┌──

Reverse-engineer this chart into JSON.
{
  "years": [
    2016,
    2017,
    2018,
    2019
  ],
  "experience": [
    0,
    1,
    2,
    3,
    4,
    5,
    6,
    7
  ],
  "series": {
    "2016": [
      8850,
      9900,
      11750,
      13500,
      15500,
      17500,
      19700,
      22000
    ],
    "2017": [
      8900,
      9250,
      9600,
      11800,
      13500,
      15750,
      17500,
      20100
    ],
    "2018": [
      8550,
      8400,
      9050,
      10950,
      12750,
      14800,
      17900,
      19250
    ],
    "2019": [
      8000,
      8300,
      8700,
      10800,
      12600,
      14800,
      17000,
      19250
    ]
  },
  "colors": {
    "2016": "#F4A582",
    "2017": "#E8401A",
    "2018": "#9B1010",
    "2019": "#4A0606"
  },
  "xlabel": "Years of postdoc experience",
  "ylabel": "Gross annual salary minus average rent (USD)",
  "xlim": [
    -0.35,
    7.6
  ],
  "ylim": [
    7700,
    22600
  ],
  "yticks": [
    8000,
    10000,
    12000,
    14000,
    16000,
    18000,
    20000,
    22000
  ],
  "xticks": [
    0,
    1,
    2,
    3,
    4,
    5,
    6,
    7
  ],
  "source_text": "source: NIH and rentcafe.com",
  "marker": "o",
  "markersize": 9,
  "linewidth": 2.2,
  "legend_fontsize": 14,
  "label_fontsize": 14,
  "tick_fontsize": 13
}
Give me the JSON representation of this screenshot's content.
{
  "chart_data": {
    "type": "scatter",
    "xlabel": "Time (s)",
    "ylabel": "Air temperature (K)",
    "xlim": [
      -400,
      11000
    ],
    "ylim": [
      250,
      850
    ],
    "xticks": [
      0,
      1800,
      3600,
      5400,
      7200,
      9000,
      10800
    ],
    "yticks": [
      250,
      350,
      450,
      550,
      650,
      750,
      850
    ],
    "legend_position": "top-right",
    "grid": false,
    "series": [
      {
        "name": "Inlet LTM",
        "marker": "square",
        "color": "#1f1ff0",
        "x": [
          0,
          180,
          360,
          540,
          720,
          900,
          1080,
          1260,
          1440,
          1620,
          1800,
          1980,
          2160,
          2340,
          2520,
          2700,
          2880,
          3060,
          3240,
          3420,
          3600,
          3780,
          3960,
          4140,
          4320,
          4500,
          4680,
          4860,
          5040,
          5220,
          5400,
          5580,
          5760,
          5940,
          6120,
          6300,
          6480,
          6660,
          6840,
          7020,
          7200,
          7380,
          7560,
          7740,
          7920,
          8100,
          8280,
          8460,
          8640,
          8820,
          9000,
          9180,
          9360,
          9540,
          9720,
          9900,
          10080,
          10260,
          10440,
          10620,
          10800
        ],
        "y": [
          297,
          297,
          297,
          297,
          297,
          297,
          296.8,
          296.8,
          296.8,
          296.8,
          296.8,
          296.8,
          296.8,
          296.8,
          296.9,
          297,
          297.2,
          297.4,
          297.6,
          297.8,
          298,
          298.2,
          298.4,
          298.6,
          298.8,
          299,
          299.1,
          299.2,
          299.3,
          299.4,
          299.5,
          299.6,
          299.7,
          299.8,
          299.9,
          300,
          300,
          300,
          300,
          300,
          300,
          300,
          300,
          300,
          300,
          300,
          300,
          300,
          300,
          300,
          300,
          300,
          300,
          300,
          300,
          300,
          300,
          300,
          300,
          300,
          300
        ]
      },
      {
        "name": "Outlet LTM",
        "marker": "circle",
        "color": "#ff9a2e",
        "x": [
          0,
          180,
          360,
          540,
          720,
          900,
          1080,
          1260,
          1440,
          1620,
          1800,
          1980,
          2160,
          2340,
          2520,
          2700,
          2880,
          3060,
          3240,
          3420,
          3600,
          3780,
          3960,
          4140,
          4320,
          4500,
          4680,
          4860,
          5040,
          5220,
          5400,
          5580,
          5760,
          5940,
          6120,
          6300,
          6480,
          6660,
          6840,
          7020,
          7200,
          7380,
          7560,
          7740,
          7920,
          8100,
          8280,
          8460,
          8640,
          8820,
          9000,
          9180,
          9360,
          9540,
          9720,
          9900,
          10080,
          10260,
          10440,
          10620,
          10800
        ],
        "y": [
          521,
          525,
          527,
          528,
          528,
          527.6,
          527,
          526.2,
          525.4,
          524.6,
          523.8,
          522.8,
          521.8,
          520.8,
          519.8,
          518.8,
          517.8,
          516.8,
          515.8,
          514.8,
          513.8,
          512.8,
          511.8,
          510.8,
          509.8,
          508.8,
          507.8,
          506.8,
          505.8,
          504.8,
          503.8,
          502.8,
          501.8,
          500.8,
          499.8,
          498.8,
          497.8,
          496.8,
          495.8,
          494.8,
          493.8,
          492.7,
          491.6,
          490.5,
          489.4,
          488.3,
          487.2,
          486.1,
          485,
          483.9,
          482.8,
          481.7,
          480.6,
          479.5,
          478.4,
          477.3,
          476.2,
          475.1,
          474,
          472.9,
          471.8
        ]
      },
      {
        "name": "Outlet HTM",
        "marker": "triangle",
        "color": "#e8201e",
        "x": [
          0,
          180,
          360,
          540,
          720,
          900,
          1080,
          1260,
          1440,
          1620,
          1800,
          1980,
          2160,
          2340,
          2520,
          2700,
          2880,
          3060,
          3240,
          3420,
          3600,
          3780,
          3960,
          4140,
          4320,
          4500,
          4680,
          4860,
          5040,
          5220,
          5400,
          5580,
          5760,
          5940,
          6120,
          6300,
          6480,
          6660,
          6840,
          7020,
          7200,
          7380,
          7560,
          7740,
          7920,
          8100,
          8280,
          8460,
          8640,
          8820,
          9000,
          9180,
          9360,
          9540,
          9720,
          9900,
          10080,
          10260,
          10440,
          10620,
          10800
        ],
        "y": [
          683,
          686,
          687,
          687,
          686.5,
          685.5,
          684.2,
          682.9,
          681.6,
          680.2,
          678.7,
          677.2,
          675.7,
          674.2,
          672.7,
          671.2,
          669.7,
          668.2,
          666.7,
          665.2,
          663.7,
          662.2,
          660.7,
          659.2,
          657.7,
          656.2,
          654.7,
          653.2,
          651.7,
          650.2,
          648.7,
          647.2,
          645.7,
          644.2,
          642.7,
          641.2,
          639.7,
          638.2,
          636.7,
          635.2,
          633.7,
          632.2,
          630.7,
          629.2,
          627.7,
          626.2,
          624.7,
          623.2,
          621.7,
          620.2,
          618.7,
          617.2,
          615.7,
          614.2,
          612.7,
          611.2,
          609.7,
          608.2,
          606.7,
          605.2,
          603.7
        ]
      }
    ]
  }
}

└──

* _Task brief_
Transcribe all entries exactly as they are given.

* _Exercise answer_
Reverse-engineer this chart into JSON.
{
  "years": [
    2016,
    2017,
    2018,
    2019
  ],
  "experience": [
    0,
    1,
    2,
    3,
    4,
    5,
    6,
    7
  ],
  "series": {
    "2016": [
      8850,
      9900,
      11750,
      13500,
      15500,
      17500,
      19700,
      22000
    ],
    "2017": [
      8900,
      9250,
      9600,
      11800,
      13500,
      15750,
      17500,
      20100
    ],
    "2018": [
      8550,
      8400,
      9050,
      10950,
      12750,
      14800,
      17900,
      19250
    ],
    "2019": [
      8000,
      8300,
      8700,
      10800,
      12600,
      14800,
      17000,
      19250
    ]
  },
  "colors": {
    "2016": "#F4A582",
    "2017": "#E8401A",
    "2018": "#9B1010",
    "2019": "#4A0606"
  },
  "xlabel": "Years of postdoc experience",
  "ylabel": "Gross annual salary minus average rent (USD)",
  "xlim": [
    -0.35,
    7.6
  ],
  "ylim": [
    7700,
    22600
  ],
  "yticks": [
    8000,
    10000,
    12000,
    14000,
    16000,
    18000,
    20000,
    22000
  ],
  "xticks": [
    0,
    1,
    2,
    3,
    4,
    5,
    6,
    7
  ],
  "source_text": "source: NIH and rentcafe.com",
  "marker": "o",
  "markersize": 9,
  "linewidth": 2.2,
  "legend_fontsize": 14,
  "label_fontsize": 14,
  "tick_fontsize": 13
}
Give me the JSON representation of this screenshot's content.
{
  "chart_data": {
    "type": "scatter",
    "xlabel": "Time (s)",
    "ylabel": "Air temperature (K)",
    "xlim": [
      -400,
      11000
    ],
    "ylim": [
      250,
      850
    ],
    "xticks": [
      0,
      1800,
      3600,
      5400,
      7200,
      9000,
      10800
    ],
    "yticks": [
      250,
      350,
      450,
      550,
      650,
      750,
      850
    ],
    "legend_position": "top-right",
    "grid": false,
    "series": [
      {
        "name": "Inlet LTM",
        "marker": "square",
        "color": "#1f1ff0",
        "x": [
          0,
          180,
          360,
          540,
          720,
          900,
          1080,
          1260,
          1440,
          1620,
          1800,
          1980,
          2160,
          2340,
          2520,
          2700,
          2880,
          3060,
          3240,
          3420,
          3600,
          3780,
          3960,
          4140,
          4320,
          4500,
          4680,
          4860,
          5040,
          5220,
          5400,
          5580,
          5760,
          5940,
          6120,
          6300,
          6480,
          6660,
          6840,
          7020,
          7200,
          7380,
          7560,
          7740,
          7920,
          8100,
          8280,
          8460,
          8640,
          8820,
          9000,
          9180,
          9360,
          9540,
          9720,
          9900,
          10080,
          10260,
          10440,
          10620,
          10800
        ],
        "y": [
          297,
          297,
          297,
          297,
          297,
          297,
          296.8,
          296.8,
          296.8,
          296.8,
          296.8,
          296.8,
          296.8,
          296.8,
          296.9,
          297,
          297.2,
          297.4,
          297.6,
          297.8,
          298,
          298.2,
          298.4,
          298.6,
          298.8,
          299,
          299.1,
          299.2,
          299.3,
          299.4,
          299.5,
          299.6,
          299.7,
          299.8,
          299.9,
          300,
          300,
          300,
          300,
          300,
          300,
          300,
          300,
          300,
          300,
          300,
          300,
          300,
          300,
          300,
          300,
          300,
          300,
          300,
          300,
          300,
          300,
          300,
          300,
          300,
          300
        ]
      },
      {
        "name": "Outlet LTM",
        "marker": "circle",
        "color": "#ff9a2e",
        "x": [
          0,
          180,
          360,
          540,
          720,
          900,
          1080,
          1260,
          1440,
          1620,
          1800,
          1980,
          2160,
          2340,
          2520,
          2700,
          2880,
          3060,
          3240,
          3420,
          3600,
          3780,
          3960,
          4140,
          4320,
          4500,
          4680,
          4860,
          5040,
          5220,
          5400,
          5580,
          5760,
          5940,
          6120,
          6300,
          6480,
          6660,
          6840,
          7020,
          7200,
          7380,
          7560,
          7740,
          7920,
          8100,
          8280,
          8460,
          8640,
          8820,
          9000,
          9180,
          9360,
          9540,
          9720,
          9900,
          10080,
          10260,
          10440,
          10620,
          10800
        ],
        "y": [
          521,
          525,
          527,
          528,
          528,
          527.6,
          527,
          526.2,
          525.4,
          524.6,
          523.8,
          522.8,
          521.8,
          520.8,
          519.8,
          518.8,
          517.8,
          516.8,
          515.8,
          514.8,
          513.8,
          512.8,
          511.8,
          510.8,
          509.8,
          508.8,
          507.8,
          506.8,
          505.8,
          504.8,
          503.8,
          502.8,
          501.8,
          500.8,
          499.8,
          498.8,
          497.8,
          496.8,
          495.8,
          494.8,
          493.8,
          492.7,
          491.6,
          490.5,
          489.4,
          488.3,
          487.2,
          486.1,
          485,
          483.9,
          482.8,
          481.7,
          480.6,
          479.5,
          478.4,
          477.3,
          476.2,
          475.1,
          474,
          472.9,
          471.8
        ]
      },
      {
        "name": "Outlet HTM",
        "marker": "triangle",
        "color": "#e8201e",
        "x": [
          0,
          180,
          360,
          540,
          720,
          900,
          1080,
          1260,
          1440,
          1620,
          1800,
          1980,
          2160,
          2340,
          2520,
          2700,
          2880,
          3060,
          3240,
          3420,
          3600,
          3780,
          3960,
          4140,
          4320,
          4500,
          4680,
          4860,
          5040,
          5220,
          5400,
          5580,
          5760,
          5940,
          6120,
          6300,
          6480,
          6660,
          6840,
          7020,
          7200,
          7380,
          7560,
          7740,
          7920,
          8100,
          8280,
          8460,
          8640,
          8820,
          9000,
          9180,
          9360,
          9540,
          9720,
          9900,
          10080,
          10260,
          10440,
          10620,
          10800
        ],
        "y": [
          683,
          686,
          687,
          687,
          686.5,
          685.5,
          684.2,
          682.9,
          681.6,
          680.2,
          678.7,
          677.2,
          675.7,
          674.2,
          672.7,
          671.2,
          669.7,
          668.2,
          666.7,
          665.2,
          663.7,
          662.2,
          660.7,
          659.2,
          657.7,
          656.2,
          654.7,
          653.2,
          651.7,
          650.2,
          648.7,
          647.2,
          645.7,
          644.2,
          642.7,
          641.2,
          639.7,
          638.2,
          636.7,
          635.2,
          633.7,
          632.2,
          630.7,
          629.2,
          627.7,
          626.2,
          624.7,
          623.2,
          621.7,
          620.2,
          618.7,
          617.2,
          615.7,
          614.2,
          612.7,
          611.2,
          609.7,
          608.2,
          606.7,
          605.2,
          603.7
        ]
      }
    ]
  }
}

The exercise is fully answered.